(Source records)
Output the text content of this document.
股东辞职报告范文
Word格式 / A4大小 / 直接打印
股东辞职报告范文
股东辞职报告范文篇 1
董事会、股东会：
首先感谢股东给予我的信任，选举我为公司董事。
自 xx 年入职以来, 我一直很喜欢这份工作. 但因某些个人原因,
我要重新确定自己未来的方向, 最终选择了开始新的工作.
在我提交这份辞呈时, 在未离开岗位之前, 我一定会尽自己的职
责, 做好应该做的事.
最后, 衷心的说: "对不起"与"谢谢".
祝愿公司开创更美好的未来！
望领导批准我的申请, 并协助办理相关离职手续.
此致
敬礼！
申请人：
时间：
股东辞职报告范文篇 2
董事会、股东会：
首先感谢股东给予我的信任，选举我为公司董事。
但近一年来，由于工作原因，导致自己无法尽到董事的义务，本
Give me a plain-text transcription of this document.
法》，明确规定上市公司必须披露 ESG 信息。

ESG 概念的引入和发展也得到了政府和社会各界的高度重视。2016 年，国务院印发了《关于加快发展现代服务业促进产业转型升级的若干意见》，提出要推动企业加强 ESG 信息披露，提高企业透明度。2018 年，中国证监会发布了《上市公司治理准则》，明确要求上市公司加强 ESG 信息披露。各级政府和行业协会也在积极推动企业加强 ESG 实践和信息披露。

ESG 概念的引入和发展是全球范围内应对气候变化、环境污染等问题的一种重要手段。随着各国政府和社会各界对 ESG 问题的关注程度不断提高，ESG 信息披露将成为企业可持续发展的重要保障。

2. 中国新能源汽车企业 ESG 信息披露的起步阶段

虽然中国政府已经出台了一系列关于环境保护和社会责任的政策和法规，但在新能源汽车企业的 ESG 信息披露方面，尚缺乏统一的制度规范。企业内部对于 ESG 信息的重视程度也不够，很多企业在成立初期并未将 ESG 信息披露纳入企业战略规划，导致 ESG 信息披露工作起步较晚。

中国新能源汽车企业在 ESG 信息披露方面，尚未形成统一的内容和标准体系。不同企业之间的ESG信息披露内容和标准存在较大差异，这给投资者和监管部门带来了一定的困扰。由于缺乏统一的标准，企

Exercise brief
Quote each line of the data above exactly as written.

Result
Output the text content of this document.
股东辞职报告范文
Word格式 / A4大小 / 直接打印
股东辞职报告范文
股东辞职报告范文篇 1
董事会、股东会：
首先感谢股东给予我的信任，选举我为公司董事。
自 xx 年入职以来, 我一直很喜欢这份工作. 但因某些个人原因,
我要重新确定自己未来的方向, 最终选择了开始新的工作.
在我提交这份辞呈时, 在未离开岗位之前, 我一定会尽自己的职
责, 做好应该做的事.
最后, 衷心的说: "对不起"与"谢谢".
祝愿公司开创更美好的未来！
望领导批准我的申请, 并协助办理相关离职手续.
此致
敬礼！
申请人：
时间：
股东辞职报告范文篇 2
董事会、股东会：
首先感谢股东给予我的信任，选举我为公司董事。
但近一年来，由于工作原因，导致自己无法尽到董事的义务，本
Give me a plain-text transcription of this document.
法》，明确规定上市公司必须披露 ESG 信息。

ESG 概念的引入和发展也得到了政府和社会各界的高度重视。2016 年，国务院印发了《关于加快发展现代服务业促进产业转型升级的若干意见》，提出要推动企业加强 ESG 信息披露，提高企业透明度。2018 年，中国证监会发布了《上市公司治理准则》，明确要求上市公司加强 ESG 信息披露。各级政府和行业协会也在积极推动企业加强 ESG 实践和信息披露。

ESG 概念的引入和发展是全球范围内应对气候变化、环境污染等问题的一种重要手段。随着各国政府和社会各界对 ESG 问题的关注程度不断提高，ESG 信息披露将成为企业可持续发展的重要保障。

2. 中国新能源汽车企业 ESG 信息披露的起步阶段

虽然中国政府已经出台了一系列关于环境保护和社会责任的政策和法规，但在新能源汽车企业的 ESG 信息披露方面，尚缺乏统一的制度规范。企业内部对于 ESG 信息的重视程度也不够，很多企业在成立初期并未将 ESG 信息披露纳入企业战略规划，导致 ESG 信息披露工作起步较晚。

中国新能源汽车企业在 ESG 信息披露方面，尚未形成统一的内容和标准体系。不同企业之间的ESG信息披露内容和标准存在较大差异，这给投资者和监管部门带来了一定的困扰。由于缺乏统一的标准，企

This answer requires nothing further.